§ **Given instruction**:
Each line of the listing must be transcribed exactly, except for the images, which should be excluded.

★ ★ ★

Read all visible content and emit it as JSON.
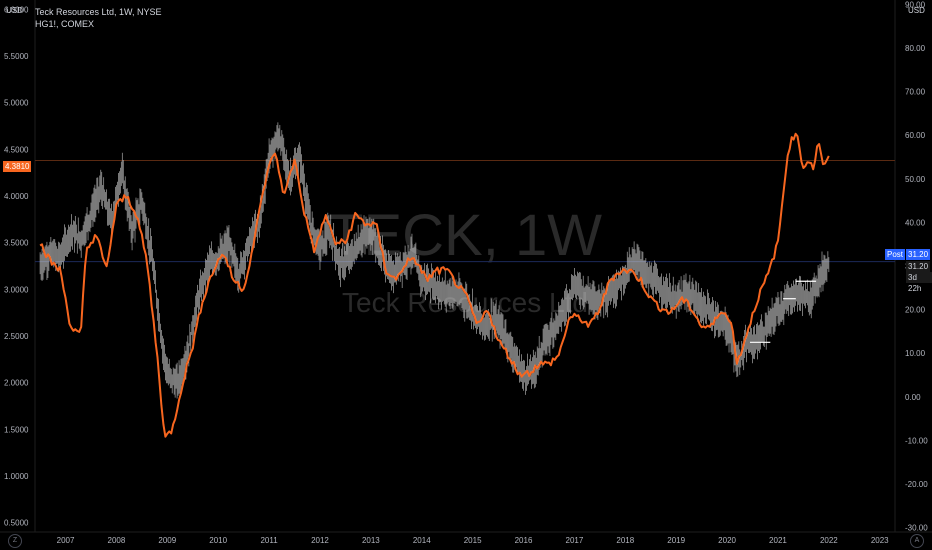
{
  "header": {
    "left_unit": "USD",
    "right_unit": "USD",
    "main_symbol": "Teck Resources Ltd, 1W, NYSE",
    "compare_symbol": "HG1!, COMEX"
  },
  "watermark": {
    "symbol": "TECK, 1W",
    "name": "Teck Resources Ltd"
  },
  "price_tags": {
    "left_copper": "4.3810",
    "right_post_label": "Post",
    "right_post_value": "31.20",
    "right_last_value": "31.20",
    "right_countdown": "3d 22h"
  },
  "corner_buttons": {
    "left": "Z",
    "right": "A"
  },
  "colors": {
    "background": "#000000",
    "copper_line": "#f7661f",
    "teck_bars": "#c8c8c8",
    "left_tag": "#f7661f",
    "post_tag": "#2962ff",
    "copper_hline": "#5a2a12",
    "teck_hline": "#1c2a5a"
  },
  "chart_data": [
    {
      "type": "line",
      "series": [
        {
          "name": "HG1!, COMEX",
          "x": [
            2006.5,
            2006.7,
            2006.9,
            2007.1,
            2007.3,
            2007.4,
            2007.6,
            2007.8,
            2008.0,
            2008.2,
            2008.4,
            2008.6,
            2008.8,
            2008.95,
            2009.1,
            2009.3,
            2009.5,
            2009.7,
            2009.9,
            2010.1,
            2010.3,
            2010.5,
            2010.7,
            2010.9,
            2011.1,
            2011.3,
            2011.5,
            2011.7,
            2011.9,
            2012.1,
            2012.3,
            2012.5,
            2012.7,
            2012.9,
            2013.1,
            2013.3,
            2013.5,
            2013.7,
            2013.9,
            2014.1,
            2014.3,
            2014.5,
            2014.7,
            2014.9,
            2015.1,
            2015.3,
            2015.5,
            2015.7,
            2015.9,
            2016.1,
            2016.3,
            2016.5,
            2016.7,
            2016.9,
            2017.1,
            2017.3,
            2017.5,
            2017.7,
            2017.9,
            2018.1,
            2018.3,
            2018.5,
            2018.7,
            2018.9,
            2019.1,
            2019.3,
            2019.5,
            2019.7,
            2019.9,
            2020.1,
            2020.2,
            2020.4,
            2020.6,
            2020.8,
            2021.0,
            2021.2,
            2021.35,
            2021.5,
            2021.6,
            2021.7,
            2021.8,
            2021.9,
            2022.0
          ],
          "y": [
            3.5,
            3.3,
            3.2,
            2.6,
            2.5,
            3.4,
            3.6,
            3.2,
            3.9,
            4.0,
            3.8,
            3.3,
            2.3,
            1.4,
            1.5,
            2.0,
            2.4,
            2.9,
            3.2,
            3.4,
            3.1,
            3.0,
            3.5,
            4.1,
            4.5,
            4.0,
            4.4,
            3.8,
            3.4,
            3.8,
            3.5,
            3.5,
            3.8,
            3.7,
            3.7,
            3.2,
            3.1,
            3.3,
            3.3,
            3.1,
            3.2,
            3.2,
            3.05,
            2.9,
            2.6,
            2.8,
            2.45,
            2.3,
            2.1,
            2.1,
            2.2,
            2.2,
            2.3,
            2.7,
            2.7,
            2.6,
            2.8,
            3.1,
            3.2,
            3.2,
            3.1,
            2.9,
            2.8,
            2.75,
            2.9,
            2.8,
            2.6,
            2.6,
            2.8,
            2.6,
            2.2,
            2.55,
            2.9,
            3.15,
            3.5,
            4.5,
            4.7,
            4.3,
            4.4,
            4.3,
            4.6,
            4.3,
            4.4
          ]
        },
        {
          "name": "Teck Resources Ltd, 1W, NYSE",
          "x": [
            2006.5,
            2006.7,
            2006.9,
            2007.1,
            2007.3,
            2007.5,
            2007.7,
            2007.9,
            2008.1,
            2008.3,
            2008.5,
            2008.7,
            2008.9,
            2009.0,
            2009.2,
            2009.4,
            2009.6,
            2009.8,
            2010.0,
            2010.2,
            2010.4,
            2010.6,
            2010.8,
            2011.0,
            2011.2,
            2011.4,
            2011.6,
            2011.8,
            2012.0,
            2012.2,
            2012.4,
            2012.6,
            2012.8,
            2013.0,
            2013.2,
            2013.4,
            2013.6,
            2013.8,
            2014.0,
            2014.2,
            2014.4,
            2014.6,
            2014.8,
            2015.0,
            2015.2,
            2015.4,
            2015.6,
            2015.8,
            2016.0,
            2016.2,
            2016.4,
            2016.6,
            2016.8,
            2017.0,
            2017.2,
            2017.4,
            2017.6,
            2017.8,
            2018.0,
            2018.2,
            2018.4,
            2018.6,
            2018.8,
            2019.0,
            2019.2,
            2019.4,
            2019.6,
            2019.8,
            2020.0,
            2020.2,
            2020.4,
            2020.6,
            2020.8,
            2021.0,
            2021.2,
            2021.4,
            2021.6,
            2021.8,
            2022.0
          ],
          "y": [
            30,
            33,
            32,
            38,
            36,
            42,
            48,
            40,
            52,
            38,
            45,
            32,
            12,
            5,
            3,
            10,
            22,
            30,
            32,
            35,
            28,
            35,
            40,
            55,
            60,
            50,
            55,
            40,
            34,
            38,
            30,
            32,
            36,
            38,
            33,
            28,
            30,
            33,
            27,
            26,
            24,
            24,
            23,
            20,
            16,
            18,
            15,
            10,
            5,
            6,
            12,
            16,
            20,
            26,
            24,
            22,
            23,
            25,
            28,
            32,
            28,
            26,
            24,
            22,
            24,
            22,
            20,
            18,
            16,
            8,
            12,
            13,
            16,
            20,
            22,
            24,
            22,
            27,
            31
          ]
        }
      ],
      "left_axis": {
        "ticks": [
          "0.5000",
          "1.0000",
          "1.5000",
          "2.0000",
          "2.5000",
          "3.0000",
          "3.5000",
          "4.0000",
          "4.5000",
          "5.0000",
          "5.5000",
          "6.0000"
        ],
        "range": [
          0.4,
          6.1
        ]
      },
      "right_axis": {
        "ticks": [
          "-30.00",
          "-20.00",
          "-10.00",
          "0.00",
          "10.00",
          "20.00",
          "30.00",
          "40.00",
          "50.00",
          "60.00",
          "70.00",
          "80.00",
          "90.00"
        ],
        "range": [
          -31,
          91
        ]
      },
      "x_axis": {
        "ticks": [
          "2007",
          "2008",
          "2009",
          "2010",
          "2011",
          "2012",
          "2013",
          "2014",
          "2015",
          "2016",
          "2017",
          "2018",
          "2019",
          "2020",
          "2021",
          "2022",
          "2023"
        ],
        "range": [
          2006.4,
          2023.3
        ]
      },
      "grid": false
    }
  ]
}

★ ★ ★

§ **Exercise solution**:
Read all visible content and emit it as JSON.
{
  "header": {
    "left_unit": "USD",
    "right_unit": "USD",
    "main_symbol": "Teck Resources Ltd, 1W, NYSE",
    "compare_symbol": "HG1!, COMEX"
  },
  "watermark": {
    "symbol": "TECK, 1W",
    "name": "Teck Resources Ltd"
  },
  "price_tags": {
    "left_copper": "4.3810",
    "right_post_label": "Post",
    "right_post_value": "31.20",
    "right_last_value": "31.20",
    "right_countdown": "3d 22h"
  },
  "corner_buttons": {
    "left": "Z",
    "right": "A"
  },
  "colors": {
    "background": "#000000",
    "copper_line": "#f7661f",
    "teck_bars": "#c8c8c8",
    "left_tag": "#f7661f",
    "post_tag": "#2962ff",
    "copper_hline": "#5a2a12",
    "teck_hline": "#1c2a5a"
  },
  "chart_data": [
    {
      "type": "line",
      "series": [
        {
          "name": "HG1!, COMEX",
          "x": [
            2006.5,
            2006.7,
            2006.9,
            2007.1,
            2007.3,
            2007.4,
            2007.6,
            2007.8,
            2008.0,
            2008.2,
            2008.4,
            2008.6,
            2008.8,
            2008.95,
            2009.1,
            2009.3,
            2009.5,
            2009.7,
            2009.9,
            2010.1,
            2010.3,
            2010.5,
            2010.7,
            2010.9,
            2011.1,
            2011.3,
            2011.5,
            2011.7,
            2011.9,
            2012.1,
            2012.3,
            2012.5,
            2012.7,
            2012.9,
            2013.1,
            2013.3,
            2013.5,
            2013.7,
            2013.9,
            2014.1,
            2014.3,
            2014.5,
            2014.7,
            2014.9,
            2015.1,
            2015.3,
            2015.5,
            2015.7,
            2015.9,
            2016.1,
            2016.3,
            2016.5,
            2016.7,
            2016.9,
            2017.1,
            2017.3,
            2017.5,
            2017.7,
            2017.9,
            2018.1,
            2018.3,
            2018.5,
            2018.7,
            2018.9,
            2019.1,
            2019.3,
            2019.5,
            2019.7,
            2019.9,
            2020.1,
            2020.2,
            2020.4,
            2020.6,
            2020.8,
            2021.0,
            2021.2,
            2021.35,
            2021.5,
            2021.6,
            2021.7,
            2021.8,
            2021.9,
            2022.0
          ],
          "y": [
            3.5,
            3.3,
            3.2,
            2.6,
            2.5,
            3.4,
            3.6,
            3.2,
            3.9,
            4.0,
            3.8,
            3.3,
            2.3,
            1.4,
            1.5,
            2.0,
            2.4,
            2.9,
            3.2,
            3.4,
            3.1,
            3.0,
            3.5,
            4.1,
            4.5,
            4.0,
            4.4,
            3.8,
            3.4,
            3.8,
            3.5,
            3.5,
            3.8,
            3.7,
            3.7,
            3.2,
            3.1,
            3.3,
            3.3,
            3.1,
            3.2,
            3.2,
            3.05,
            2.9,
            2.6,
            2.8,
            2.45,
            2.3,
            2.1,
            2.1,
            2.2,
            2.2,
            2.3,
            2.7,
            2.7,
            2.6,
            2.8,
            3.1,
            3.2,
            3.2,
            3.1,
            2.9,
            2.8,
            2.75,
            2.9,
            2.8,
            2.6,
            2.6,
            2.8,
            2.6,
            2.2,
            2.55,
            2.9,
            3.15,
            3.5,
            4.5,
            4.7,
            4.3,
            4.4,
            4.3,
            4.6,
            4.3,
            4.4
          ]
        },
        {
          "name": "Teck Resources Ltd, 1W, NYSE",
          "x": [
            2006.5,
            2006.7,
            2006.9,
            2007.1,
            2007.3,
            2007.5,
            2007.7,
            2007.9,
            2008.1,
            2008.3,
            2008.5,
            2008.7,
            2008.9,
            2009.0,
            2009.2,
            2009.4,
            2009.6,
            2009.8,
            2010.0,
            2010.2,
            2010.4,
            2010.6,
            2010.8,
            2011.0,
            2011.2,
            2011.4,
            2011.6,
            2011.8,
            2012.0,
            2012.2,
            2012.4,
            2012.6,
            2012.8,
            2013.0,
            2013.2,
            2013.4,
            2013.6,
            2013.8,
            2014.0,
            2014.2,
            2014.4,
            2014.6,
            2014.8,
            2015.0,
            2015.2,
            2015.4,
            2015.6,
            2015.8,
            2016.0,
            2016.2,
            2016.4,
            2016.6,
            2016.8,
            2017.0,
            2017.2,
            2017.4,
            2017.6,
            2017.8,
            2018.0,
            2018.2,
            2018.4,
            2018.6,
            2018.8,
            2019.0,
            2019.2,
            2019.4,
            2019.6,
            2019.8,
            2020.0,
            2020.2,
            2020.4,
            2020.6,
            2020.8,
            2021.0,
            2021.2,
            2021.4,
            2021.6,
            2021.8,
            2022.0
          ],
          "y": [
            30,
            33,
            32,
            38,
            36,
            42,
            48,
            40,
            52,
            38,
            45,
            32,
            12,
            5,
            3,
            10,
            22,
            30,
            32,
            35,
            28,
            35,
            40,
            55,
            60,
            50,
            55,
            40,
            34,
            38,
            30,
            32,
            36,
            38,
            33,
            28,
            30,
            33,
            27,
            26,
            24,
            24,
            23,
            20,
            16,
            18,
            15,
            10,
            5,
            6,
            12,
            16,
            20,
            26,
            24,
            22,
            23,
            25,
            28,
            32,
            28,
            26,
            24,
            22,
            24,
            22,
            20,
            18,
            16,
            8,
            12,
            13,
            16,
            20,
            22,
            24,
            22,
            27,
            31
          ]
        }
      ],
      "left_axis": {
        "ticks": [
          "0.5000",
          "1.0000",
          "1.5000",
          "2.0000",
          "2.5000",
          "3.0000",
          "3.5000",
          "4.0000",
          "4.5000",
          "5.0000",
          "5.5000",
          "6.0000"
        ],
        "range": [
          0.4,
          6.1
        ]
      },
      "right_axis": {
        "ticks": [
          "-30.00",
          "-20.00",
          "-10.00",
          "0.00",
          "10.00",
          "20.00",
          "30.00",
          "40.00",
          "50.00",
          "60.00",
          "70.00",
          "80.00",
          "90.00"
        ],
        "range": [
          -31,
          91
        ]
      },
      "x_axis": {
        "ticks": [
          "2007",
          "2008",
          "2009",
          "2010",
          "2011",
          "2012",
          "2013",
          "2014",
          "2015",
          "2016",
          "2017",
          "2018",
          "2019",
          "2020",
          "2021",
          "2022",
          "2023"
        ],
        "range": [
          2006.4,
          2023.3
        ]
      },
      "grid": false
    }
  ]
}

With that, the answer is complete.